## Task directions
Each record needs to be echoed exactly; can you do that?

== Available records

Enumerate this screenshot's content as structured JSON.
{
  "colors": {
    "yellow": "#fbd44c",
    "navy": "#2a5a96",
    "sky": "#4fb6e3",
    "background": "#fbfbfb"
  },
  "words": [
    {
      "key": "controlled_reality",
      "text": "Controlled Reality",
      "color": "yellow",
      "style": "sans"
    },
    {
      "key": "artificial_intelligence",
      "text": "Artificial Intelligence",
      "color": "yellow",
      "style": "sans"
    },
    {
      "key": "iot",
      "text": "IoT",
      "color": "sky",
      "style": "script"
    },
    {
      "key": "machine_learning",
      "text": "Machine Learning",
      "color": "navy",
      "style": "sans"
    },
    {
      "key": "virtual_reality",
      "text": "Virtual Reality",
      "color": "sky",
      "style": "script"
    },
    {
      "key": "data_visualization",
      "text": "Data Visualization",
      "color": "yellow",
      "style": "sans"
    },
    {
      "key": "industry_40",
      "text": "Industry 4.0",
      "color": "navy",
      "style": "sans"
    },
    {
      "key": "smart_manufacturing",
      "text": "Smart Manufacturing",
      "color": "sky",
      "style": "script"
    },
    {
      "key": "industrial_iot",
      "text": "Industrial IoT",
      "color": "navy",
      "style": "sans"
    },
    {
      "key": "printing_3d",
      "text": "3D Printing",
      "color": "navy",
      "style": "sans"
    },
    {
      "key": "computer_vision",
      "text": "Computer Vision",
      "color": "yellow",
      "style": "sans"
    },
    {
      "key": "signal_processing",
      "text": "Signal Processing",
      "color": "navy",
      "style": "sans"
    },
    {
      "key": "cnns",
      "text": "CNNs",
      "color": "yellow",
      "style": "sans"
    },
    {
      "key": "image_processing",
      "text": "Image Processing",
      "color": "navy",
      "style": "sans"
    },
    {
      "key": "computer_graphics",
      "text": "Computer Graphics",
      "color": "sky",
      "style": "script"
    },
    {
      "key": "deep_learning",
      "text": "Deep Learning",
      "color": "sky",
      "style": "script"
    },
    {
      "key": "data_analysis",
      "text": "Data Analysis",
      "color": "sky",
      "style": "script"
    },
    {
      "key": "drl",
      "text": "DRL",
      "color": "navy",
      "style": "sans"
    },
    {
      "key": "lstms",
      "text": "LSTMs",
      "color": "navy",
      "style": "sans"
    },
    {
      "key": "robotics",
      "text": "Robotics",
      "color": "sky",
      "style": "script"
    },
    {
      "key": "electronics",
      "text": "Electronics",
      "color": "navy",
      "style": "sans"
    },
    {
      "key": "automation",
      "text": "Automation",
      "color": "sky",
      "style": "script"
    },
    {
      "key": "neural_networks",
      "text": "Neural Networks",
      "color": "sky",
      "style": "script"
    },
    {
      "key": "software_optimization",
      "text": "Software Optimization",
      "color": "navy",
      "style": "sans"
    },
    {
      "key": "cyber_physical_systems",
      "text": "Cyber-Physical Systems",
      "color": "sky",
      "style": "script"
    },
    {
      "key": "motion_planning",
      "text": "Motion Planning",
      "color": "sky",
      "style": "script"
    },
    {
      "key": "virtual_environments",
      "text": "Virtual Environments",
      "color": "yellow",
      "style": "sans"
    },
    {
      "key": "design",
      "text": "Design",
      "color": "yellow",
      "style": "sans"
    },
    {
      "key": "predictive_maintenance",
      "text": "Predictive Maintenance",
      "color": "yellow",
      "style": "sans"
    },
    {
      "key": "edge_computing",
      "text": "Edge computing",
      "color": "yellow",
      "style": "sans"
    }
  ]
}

====

## Written reply
Enumerate this screenshot's content as structured JSON.
{
  "colors": {
    "yellow": "#fbd44c",
    "navy": "#2a5a96",
    "sky": "#4fb6e3",
    "background": "#fbfbfb"
  },
  "words": [
    {
      "key": "controlled_reality",
      "text": "Controlled Reality",
      "color": "yellow",
      "style": "sans"
    },
    {
      "key": "artificial_intelligence",
      "text": "Artificial Intelligence",
      "color": "yellow",
      "style": "sans"
    },
    {
      "key": "iot",
      "text": "IoT",
      "color": "sky",
      "style": "script"
    },
    {
      "key": "machine_learning",
      "text": "Machine Learning",
      "color": "navy",
      "style": "sans"
    },
    {
      "key": "virtual_reality",
      "text": "Virtual Reality",
      "color": "sky",
      "style": "script"
    },
    {
      "key": "data_visualization",
      "text": "Data Visualization",
      "color": "yellow",
      "style": "sans"
    },
    {
      "key": "industry_40",
      "text": "Industry 4.0",
      "color": "navy",
      "style": "sans"
    },
    {
      "key": "smart_manufacturing",
      "text": "Smart Manufacturing",
      "color": "sky",
      "style": "script"
    },
    {
      "key": "industrial_iot",
      "text": "Industrial IoT",
      "color": "navy",
      "style": "sans"
    },
    {
      "key": "printing_3d",
      "text": "3D Printing",
      "color": "navy",
      "style": "sans"
    },
    {
      "key": "computer_vision",
      "text": "Computer Vision",
      "color": "yellow",
      "style": "sans"
    },
    {
      "key": "signal_processing",
      "text": "Signal Processing",
      "color": "navy",
      "style": "sans"
    },
    {
      "key": "cnns",
      "text": "CNNs",
      "color": "yellow",
      "style": "sans"
    },
    {
      "key": "image_processing",
      "text": "Image Processing",
      "color": "navy",
      "style": "sans"
    },
    {
      "key": "computer_graphics",
      "text": "Computer Graphics",
      "color": "sky",
      "style": "script"
    },
    {
      "key": "deep_learning",
      "text": "Deep Learning",
      "color": "sky",
      "style": "script"
    },
    {
      "key": "data_analysis",
      "text": "Data Analysis",
      "color": "sky",
      "style": "script"
    },
    {
      "key": "drl",
      "text": "DRL",
      "color": "navy",
      "style": "sans"
    },
    {
      "key": "lstms",
      "text": "LSTMs",
      "color": "navy",
      "style": "sans"
    },
    {
      "key": "robotics",
      "text": "Robotics",
      "color": "sky",
      "style": "script"
    },
    {
      "key": "electronics",
      "text": "Electronics",
      "color": "navy",
      "style": "sans"
    },
    {
      "key": "automation",
      "text": "Automation",
      "color": "sky",
      "style": "script"
    },
    {
      "key": "neural_networks",
      "text": "Neural Networks",
      "color": "sky",
      "style": "script"
    },
    {
      "key": "software_optimization",
      "text": "Software Optimization",
      "color": "navy",
      "style": "sans"
    },
    {
      "key": "cyber_physical_systems",
      "text": "Cyber-Physical Systems",
      "color": "sky",
      "style": "script"
    },
    {
      "key": "motion_planning",
      "text": "Motion Planning",
      "color": "sky",
      "style": "script"
    },
    {
      "key": "virtual_environments",
      "text": "Virtual Environments",
      "color": "yellow",
      "style": "sans"
    },
    {
      "key": "design",
      "text": "Design",
      "color": "yellow",
      "style": "sans"
    },
    {
      "key": "predictive_maintenance",
      "text": "Predictive Maintenance",
      "color": "yellow",
      "style": "sans"
    },
    {
      "key": "edge_computing",
      "text": "Edge computing",
      "color": "yellow",
      "style": "sans"
    }
  ]
}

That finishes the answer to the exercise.